Data for this task =>
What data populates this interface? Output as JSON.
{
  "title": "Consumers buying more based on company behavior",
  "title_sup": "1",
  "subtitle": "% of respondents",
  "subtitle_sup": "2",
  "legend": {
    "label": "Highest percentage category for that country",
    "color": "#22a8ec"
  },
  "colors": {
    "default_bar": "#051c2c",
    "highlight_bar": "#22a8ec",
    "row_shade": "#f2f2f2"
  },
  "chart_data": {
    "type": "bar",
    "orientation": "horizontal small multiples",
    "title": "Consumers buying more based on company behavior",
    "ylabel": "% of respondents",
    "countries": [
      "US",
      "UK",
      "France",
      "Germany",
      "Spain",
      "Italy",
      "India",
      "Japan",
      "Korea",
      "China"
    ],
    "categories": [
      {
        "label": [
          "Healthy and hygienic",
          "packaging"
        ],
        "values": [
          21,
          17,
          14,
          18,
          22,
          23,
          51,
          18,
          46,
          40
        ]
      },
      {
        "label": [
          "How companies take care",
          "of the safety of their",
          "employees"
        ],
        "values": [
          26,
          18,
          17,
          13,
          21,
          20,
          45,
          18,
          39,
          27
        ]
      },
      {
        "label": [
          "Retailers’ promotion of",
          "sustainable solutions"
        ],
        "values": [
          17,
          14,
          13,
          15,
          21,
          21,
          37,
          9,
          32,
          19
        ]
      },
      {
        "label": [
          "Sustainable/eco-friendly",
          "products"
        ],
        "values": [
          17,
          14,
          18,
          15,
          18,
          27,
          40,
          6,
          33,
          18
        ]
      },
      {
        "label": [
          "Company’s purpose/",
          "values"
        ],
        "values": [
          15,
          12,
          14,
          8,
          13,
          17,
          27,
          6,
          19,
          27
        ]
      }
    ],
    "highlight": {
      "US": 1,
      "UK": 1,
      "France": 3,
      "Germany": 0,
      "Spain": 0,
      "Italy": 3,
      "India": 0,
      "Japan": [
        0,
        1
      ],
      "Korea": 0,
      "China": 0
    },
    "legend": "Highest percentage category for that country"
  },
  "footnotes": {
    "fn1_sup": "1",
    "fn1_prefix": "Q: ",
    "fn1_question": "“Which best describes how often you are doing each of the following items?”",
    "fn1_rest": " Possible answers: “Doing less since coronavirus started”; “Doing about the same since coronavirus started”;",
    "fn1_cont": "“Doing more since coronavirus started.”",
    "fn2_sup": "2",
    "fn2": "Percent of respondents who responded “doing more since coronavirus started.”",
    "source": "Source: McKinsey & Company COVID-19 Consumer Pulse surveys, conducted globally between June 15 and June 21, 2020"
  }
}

The problem =>
A faithful transcription of all the material is what this exercise calls for.

Exercise solution =>
What data populates this interface? Output as JSON.
{
  "title": "Consumers buying more based on company behavior",
  "title_sup": "1",
  "subtitle": "% of respondents",
  "subtitle_sup": "2",
  "legend": {
    "label": "Highest percentage category for that country",
    "color": "#22a8ec"
  },
  "colors": {
    "default_bar": "#051c2c",
    "highlight_bar": "#22a8ec",
    "row_shade": "#f2f2f2"
  },
  "chart_data": {
    "type": "bar",
    "orientation": "horizontal small multiples",
    "title": "Consumers buying more based on company behavior",
    "ylabel": "% of respondents",
    "countries": [
      "US",
      "UK",
      "France",
      "Germany",
      "Spain",
      "Italy",
      "India",
      "Japan",
      "Korea",
      "China"
    ],
    "categories": [
      {
        "label": [
          "Healthy and hygienic",
          "packaging"
        ],
        "values": [
          21,
          17,
          14,
          18,
          22,
          23,
          51,
          18,
          46,
          40
        ]
      },
      {
        "label": [
          "How companies take care",
          "of the safety of their",
          "employees"
        ],
        "values": [
          26,
          18,
          17,
          13,
          21,
          20,
          45,
          18,
          39,
          27
        ]
      },
      {
        "label": [
          "Retailers’ promotion of",
          "sustainable solutions"
        ],
        "values": [
          17,
          14,
          13,
          15,
          21,
          21,
          37,
          9,
          32,
          19
        ]
      },
      {
        "label": [
          "Sustainable/eco-friendly",
          "products"
        ],
        "values": [
          17,
          14,
          18,
          15,
          18,
          27,
          40,
          6,
          33,
          18
        ]
      },
      {
        "label": [
          "Company’s purpose/",
          "values"
        ],
        "values": [
          15,
          12,
          14,
          8,
          13,
          17,
          27,
          6,
          19,
          27
        ]
      }
    ],
    "highlight": {
      "US": 1,
      "UK": 1,
      "France": 3,
      "Germany": 0,
      "Spain": 0,
      "Italy": 3,
      "India": 0,
      "Japan": [
        0,
        1
      ],
      "Korea": 0,
      "China": 0
    },
    "legend": "Highest percentage category for that country"
  },
  "footnotes": {
    "fn1_sup": "1",
    "fn1_prefix": "Q: ",
    "fn1_question": "“Which best describes how often you are doing each of the following items?”",
    "fn1_rest": " Possible answers: “Doing less since coronavirus started”; “Doing about the same since coronavirus started”;",
    "fn1_cont": "“Doing more since coronavirus started.”",
    "fn2_sup": "2",
    "fn2": "Percent of respondents who responded “doing more since coronavirus started.”",
    "source": "Source: McKinsey & Company COVID-19 Consumer Pulse surveys, conducted globally between June 15 and June 21, 2020"
  }
}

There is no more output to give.